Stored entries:
====

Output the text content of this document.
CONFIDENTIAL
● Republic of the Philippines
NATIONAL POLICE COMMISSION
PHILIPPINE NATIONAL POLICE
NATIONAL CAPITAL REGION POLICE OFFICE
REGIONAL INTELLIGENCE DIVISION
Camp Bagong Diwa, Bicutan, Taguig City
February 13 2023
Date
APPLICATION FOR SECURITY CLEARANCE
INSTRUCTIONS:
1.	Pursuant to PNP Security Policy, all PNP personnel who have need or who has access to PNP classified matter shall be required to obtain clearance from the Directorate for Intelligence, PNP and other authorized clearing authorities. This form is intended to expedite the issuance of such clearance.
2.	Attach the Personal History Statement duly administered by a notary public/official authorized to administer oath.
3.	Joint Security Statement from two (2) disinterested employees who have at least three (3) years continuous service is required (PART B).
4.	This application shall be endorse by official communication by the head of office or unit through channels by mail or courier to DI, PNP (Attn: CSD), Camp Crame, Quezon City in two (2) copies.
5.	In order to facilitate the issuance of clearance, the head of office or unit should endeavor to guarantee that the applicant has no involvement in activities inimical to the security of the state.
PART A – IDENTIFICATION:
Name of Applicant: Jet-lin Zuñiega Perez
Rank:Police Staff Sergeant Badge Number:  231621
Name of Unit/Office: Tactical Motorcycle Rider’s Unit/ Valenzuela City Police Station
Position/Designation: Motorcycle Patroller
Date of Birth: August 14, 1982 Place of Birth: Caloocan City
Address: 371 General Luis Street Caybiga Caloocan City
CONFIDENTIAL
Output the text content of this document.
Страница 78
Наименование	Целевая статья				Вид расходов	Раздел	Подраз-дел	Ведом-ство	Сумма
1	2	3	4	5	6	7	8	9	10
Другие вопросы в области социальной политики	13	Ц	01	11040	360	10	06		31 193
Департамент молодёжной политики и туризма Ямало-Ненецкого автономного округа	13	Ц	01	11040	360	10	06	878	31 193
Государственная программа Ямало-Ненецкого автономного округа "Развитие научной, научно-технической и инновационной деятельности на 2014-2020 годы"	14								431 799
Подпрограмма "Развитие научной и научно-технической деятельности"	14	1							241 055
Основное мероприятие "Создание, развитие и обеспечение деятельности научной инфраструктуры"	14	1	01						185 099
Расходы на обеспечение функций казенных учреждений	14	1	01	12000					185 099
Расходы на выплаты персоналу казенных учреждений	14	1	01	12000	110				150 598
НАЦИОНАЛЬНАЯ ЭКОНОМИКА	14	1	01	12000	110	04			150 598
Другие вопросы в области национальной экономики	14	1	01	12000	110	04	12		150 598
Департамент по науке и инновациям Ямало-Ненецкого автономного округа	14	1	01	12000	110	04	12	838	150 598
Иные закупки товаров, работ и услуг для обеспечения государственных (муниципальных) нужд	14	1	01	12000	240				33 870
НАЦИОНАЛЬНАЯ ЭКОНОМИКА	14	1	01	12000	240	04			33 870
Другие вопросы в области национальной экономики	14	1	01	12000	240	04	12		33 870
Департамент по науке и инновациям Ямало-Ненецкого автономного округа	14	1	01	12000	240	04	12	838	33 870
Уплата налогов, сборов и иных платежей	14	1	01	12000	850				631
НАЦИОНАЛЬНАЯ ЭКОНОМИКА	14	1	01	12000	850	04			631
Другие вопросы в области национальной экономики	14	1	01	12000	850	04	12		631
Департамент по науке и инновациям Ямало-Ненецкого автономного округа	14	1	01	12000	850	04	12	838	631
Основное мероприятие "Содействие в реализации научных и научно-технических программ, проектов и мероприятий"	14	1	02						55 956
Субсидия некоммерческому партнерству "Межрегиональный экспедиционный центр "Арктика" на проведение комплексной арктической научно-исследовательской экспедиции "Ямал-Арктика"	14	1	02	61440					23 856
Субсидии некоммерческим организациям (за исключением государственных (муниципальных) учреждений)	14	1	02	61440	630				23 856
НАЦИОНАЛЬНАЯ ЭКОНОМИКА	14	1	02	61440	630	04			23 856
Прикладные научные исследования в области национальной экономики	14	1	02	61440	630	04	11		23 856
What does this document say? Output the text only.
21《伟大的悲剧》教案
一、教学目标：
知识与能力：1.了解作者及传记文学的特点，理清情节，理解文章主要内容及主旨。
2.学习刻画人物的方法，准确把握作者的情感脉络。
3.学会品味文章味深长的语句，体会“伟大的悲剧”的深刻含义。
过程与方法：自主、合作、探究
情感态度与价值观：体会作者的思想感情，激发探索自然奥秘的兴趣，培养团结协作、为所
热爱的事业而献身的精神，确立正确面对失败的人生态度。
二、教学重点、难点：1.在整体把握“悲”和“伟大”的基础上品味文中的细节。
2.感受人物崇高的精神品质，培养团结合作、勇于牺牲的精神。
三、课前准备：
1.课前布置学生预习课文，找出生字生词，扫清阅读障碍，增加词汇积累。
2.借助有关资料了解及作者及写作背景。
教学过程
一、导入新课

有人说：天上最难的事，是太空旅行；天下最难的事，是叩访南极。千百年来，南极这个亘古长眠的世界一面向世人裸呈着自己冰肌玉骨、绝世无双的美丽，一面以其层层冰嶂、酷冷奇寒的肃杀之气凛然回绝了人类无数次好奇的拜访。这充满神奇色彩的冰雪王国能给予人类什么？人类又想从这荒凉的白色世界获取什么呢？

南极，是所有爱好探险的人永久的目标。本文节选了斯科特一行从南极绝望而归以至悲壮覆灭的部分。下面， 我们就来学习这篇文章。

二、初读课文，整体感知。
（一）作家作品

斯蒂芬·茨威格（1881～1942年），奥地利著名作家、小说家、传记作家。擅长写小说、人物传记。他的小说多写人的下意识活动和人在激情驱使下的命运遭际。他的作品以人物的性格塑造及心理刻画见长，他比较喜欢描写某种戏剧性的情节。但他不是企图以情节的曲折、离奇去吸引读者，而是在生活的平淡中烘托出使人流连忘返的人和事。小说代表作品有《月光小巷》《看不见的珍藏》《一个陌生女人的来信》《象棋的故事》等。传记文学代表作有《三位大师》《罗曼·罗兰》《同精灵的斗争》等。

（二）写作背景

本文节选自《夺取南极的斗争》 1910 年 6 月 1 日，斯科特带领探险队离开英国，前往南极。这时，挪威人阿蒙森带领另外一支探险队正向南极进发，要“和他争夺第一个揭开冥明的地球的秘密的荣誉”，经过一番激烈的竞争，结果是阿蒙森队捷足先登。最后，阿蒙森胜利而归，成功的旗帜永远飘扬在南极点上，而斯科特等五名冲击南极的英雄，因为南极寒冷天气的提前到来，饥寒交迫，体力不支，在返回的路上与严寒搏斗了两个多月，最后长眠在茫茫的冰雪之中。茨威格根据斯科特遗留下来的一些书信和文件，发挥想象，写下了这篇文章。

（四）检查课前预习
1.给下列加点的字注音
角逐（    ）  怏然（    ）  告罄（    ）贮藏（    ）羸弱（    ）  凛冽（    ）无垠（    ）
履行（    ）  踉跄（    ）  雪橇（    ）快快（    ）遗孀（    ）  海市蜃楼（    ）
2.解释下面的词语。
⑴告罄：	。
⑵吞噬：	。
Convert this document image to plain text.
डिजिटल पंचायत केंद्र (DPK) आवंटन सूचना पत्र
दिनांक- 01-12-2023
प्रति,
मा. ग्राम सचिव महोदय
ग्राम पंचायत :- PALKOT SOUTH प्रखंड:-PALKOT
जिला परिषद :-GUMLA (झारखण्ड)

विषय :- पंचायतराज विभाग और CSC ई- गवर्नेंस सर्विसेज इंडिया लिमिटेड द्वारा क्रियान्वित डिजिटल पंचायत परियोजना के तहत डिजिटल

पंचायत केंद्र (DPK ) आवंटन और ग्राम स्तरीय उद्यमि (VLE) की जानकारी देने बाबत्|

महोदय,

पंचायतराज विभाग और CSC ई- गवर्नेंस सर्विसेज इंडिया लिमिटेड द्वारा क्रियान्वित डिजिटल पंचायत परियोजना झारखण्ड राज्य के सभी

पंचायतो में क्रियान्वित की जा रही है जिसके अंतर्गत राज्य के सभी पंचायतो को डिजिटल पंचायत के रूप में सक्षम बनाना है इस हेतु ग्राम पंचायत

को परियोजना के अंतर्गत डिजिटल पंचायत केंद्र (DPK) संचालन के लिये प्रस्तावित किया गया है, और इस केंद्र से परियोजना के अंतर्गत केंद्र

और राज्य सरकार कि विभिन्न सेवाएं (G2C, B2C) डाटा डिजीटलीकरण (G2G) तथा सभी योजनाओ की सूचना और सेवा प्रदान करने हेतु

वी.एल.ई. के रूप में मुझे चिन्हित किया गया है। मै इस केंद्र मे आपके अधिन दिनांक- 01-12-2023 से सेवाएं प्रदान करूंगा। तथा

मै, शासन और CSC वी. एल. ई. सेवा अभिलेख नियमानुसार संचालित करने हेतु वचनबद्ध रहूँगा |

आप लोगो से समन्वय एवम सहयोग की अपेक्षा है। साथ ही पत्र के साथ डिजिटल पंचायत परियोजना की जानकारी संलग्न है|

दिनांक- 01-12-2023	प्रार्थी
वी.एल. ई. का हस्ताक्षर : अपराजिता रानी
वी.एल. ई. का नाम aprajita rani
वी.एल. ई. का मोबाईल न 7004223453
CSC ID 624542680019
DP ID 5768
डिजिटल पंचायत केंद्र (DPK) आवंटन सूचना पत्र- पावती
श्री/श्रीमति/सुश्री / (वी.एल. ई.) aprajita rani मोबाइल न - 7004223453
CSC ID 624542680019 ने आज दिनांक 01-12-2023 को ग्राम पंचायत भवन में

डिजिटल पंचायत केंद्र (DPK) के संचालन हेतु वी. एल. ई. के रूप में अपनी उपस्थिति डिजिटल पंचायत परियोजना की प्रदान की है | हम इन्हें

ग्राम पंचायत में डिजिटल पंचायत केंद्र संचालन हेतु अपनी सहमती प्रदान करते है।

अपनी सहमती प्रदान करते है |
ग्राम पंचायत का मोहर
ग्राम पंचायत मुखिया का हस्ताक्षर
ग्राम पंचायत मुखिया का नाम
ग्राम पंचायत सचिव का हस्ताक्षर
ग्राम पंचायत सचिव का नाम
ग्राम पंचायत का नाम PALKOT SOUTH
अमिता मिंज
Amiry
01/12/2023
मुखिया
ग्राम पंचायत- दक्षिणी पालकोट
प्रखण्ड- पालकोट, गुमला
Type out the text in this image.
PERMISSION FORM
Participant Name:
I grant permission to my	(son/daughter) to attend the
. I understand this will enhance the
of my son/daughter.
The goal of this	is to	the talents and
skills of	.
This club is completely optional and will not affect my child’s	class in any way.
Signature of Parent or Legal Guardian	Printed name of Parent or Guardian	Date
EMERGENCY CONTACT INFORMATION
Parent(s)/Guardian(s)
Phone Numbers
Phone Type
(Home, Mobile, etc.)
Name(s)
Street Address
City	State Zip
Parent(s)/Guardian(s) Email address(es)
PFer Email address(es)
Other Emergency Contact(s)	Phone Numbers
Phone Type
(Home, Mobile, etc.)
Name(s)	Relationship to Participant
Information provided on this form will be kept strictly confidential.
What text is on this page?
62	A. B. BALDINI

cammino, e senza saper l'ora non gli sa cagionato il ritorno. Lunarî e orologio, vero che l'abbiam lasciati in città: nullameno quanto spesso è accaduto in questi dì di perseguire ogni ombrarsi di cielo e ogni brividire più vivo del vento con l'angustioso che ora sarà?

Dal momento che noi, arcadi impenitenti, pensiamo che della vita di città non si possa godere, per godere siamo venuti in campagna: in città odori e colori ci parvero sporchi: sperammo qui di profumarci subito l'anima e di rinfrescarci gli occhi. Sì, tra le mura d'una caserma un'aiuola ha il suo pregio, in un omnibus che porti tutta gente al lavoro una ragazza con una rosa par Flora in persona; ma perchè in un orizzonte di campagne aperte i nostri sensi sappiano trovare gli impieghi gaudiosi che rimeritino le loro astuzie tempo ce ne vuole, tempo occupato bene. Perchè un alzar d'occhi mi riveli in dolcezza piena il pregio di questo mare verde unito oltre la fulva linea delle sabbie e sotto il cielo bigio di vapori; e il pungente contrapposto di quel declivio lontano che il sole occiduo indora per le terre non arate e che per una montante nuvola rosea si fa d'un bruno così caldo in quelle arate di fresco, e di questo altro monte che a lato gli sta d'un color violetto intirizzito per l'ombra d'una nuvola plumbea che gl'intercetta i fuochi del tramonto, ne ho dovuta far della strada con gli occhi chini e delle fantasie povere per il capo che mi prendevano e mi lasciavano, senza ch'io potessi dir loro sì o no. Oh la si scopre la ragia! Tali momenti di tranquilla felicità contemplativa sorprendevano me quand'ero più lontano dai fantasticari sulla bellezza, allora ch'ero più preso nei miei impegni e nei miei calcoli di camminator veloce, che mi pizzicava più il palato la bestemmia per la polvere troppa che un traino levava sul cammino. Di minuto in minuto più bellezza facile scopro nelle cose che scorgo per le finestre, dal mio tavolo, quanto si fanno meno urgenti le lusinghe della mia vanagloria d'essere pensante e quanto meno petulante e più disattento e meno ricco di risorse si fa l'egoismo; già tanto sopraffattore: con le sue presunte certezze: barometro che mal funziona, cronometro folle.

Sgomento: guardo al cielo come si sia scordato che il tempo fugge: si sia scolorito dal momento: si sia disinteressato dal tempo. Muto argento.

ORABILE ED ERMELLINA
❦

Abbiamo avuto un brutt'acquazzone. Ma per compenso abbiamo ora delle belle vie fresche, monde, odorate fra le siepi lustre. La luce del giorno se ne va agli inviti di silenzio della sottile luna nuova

====

Exercise objective -
Work out how many lines in the records above contain the word "daughter", and reply with that number alone.

Task response -
2